TASK PROMPT: Exactly as written, retype the listing below, omitting the pictures.

/---

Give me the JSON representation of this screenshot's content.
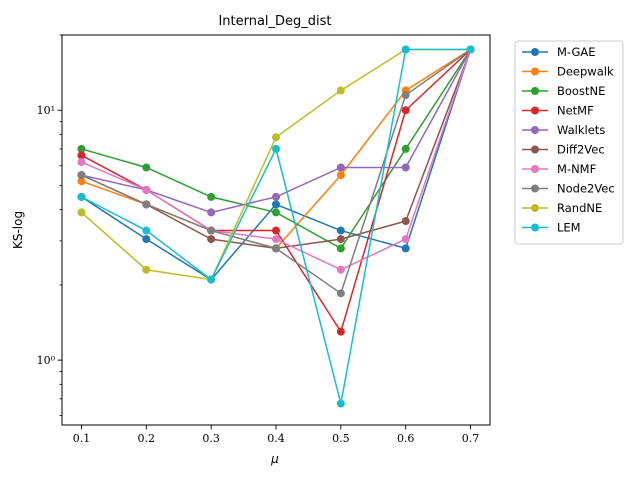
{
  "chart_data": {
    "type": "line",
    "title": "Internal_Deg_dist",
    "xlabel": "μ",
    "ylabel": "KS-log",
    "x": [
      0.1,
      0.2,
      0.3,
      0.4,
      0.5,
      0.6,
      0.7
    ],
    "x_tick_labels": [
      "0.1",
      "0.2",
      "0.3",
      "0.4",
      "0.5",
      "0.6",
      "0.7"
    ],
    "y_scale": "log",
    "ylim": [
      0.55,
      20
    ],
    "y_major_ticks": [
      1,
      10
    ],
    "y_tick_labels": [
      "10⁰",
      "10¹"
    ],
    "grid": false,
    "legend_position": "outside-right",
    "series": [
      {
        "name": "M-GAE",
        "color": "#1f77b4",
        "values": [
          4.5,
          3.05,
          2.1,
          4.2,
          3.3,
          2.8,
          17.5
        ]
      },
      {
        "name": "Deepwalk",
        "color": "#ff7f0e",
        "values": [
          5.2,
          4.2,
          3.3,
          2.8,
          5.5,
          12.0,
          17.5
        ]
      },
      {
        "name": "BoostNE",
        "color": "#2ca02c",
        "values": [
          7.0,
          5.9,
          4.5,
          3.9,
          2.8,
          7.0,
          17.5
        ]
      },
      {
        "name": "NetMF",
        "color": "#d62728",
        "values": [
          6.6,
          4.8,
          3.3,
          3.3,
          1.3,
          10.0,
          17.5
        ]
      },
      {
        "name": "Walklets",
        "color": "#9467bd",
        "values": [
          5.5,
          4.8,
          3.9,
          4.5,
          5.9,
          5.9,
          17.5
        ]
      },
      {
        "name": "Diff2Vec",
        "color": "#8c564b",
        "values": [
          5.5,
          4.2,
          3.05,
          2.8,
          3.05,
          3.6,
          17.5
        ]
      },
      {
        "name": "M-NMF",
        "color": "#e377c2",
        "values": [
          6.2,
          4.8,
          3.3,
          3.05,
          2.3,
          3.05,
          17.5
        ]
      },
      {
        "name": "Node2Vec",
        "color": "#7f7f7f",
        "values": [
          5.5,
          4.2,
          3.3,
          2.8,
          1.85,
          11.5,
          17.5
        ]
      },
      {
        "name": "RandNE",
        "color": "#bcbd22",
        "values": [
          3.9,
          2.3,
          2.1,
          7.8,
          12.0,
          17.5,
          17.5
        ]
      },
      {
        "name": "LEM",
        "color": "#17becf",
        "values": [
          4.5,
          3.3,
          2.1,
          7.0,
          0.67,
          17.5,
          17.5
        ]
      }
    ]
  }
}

\---

EXERCISE RESULT:
Give me the JSON representation of this screenshot's content.
{
  "chart_data": {
    "type": "line",
    "title": "Internal_Deg_dist",
    "xlabel": "μ",
    "ylabel": "KS-log",
    "x": [
      0.1,
      0.2,
      0.3,
      0.4,
      0.5,
      0.6,
      0.7
    ],
    "x_tick_labels": [
      "0.1",
      "0.2",
      "0.3",
      "0.4",
      "0.5",
      "0.6",
      "0.7"
    ],
    "y_scale": "log",
    "ylim": [
      0.55,
      20
    ],
    "y_major_ticks": [
      1,
      10
    ],
    "y_tick_labels": [
      "10⁰",
      "10¹"
    ],
    "grid": false,
    "legend_position": "outside-right",
    "series": [
      {
        "name": "M-GAE",
        "color": "#1f77b4",
        "values": [
          4.5,
          3.05,
          2.1,
          4.2,
          3.3,
          2.8,
          17.5
        ]
      },
      {
        "name": "Deepwalk",
        "color": "#ff7f0e",
        "values": [
          5.2,
          4.2,
          3.3,
          2.8,
          5.5,
          12.0,
          17.5
        ]
      },
      {
        "name": "BoostNE",
        "color": "#2ca02c",
        "values": [
          7.0,
          5.9,
          4.5,
          3.9,
          2.8,
          7.0,
          17.5
        ]
      },
      {
        "name": "NetMF",
        "color": "#d62728",
        "values": [
          6.6,
          4.8,
          3.3,
          3.3,
          1.3,
          10.0,
          17.5
        ]
      },
      {
        "name": "Walklets",
        "color": "#9467bd",
        "values": [
          5.5,
          4.8,
          3.9,
          4.5,
          5.9,
          5.9,
          17.5
        ]
      },
      {
        "name": "Diff2Vec",
        "color": "#8c564b",
        "values": [
          5.5,
          4.2,
          3.05,
          2.8,
          3.05,
          3.6,
          17.5
        ]
      },
      {
        "name": "M-NMF",
        "color": "#e377c2",
        "values": [
          6.2,
          4.8,
          3.3,
          3.05,
          2.3,
          3.05,
          17.5
        ]
      },
      {
        "name": "Node2Vec",
        "color": "#7f7f7f",
        "values": [
          5.5,
          4.2,
          3.3,
          2.8,
          1.85,
          11.5,
          17.5
        ]
      },
      {
        "name": "RandNE",
        "color": "#bcbd22",
        "values": [
          3.9,
          2.3,
          2.1,
          7.8,
          12.0,
          17.5,
          17.5
        ]
      },
      {
        "name": "LEM",
        "color": "#17becf",
        "values": [
          4.5,
          3.3,
          2.1,
          7.0,
          0.67,
          17.5,
          17.5
        ]
      }
    ]
  }
}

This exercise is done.